* _GOAL_: Exactly repeat all the records below, omitting the images they hold.

[Data excerpts]

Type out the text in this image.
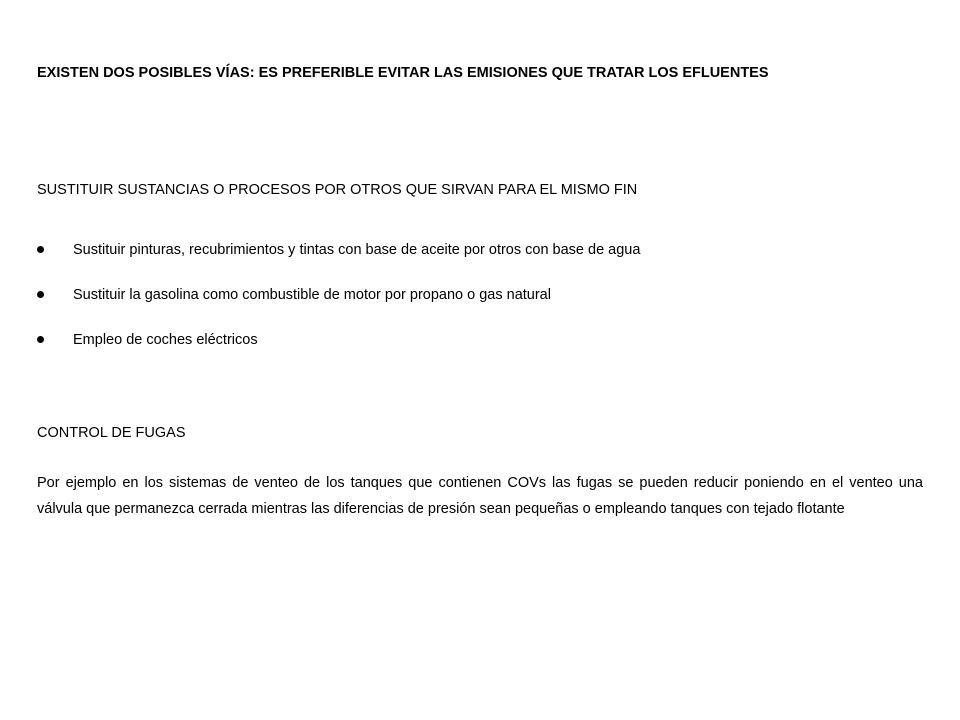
EXISTEN DOS POSIBLES VÍAS: ES PREFERIBLE EVITAR LAS EMISIONES QUE TRATAR LOS EFLUENTES
SUSTITUIR SUSTANCIAS O PROCESOS POR OTROS QUE SIRVAN PARA EL MISMO FIN
Sustituir pinturas, recubrimientos y tintas con base de aceite por otros con base de agua
Sustituir la gasolina como combustible de motor por propano o gas natural
Empleo de coches eléctricos
CONTROL DE FUGAS
Por ejemplo en los sistemas de venteo de los tanques que contienen COVs las fugas se pueden reducir poniendo en el venteo una válvula que permanezca cerrada mientras las diferencias de presión sean pequeñas o empleando tanques con tejado flotante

* _RESULT FOR THIS EXERCISE_:
Type out the text in this image.
EXISTEN DOS POSIBLES VÍAS: ES PREFERIBLE EVITAR LAS EMISIONES QUE TRATAR LOS EFLUENTES
SUSTITUIR SUSTANCIAS O PROCESOS POR OTROS QUE SIRVAN PARA EL MISMO FIN
Sustituir pinturas, recubrimientos y tintas con base de aceite por otros con base de agua
Sustituir la gasolina como combustible de motor por propano o gas natural
Empleo de coches eléctricos
CONTROL DE FUGAS
Por ejemplo en los sistemas de venteo de los tanques que contienen COVs las fugas se pueden reducir poniendo en el venteo una válvula que permanezca cerrada mientras las diferencias de presión sean pequeñas o empleando tanques con tejado flotante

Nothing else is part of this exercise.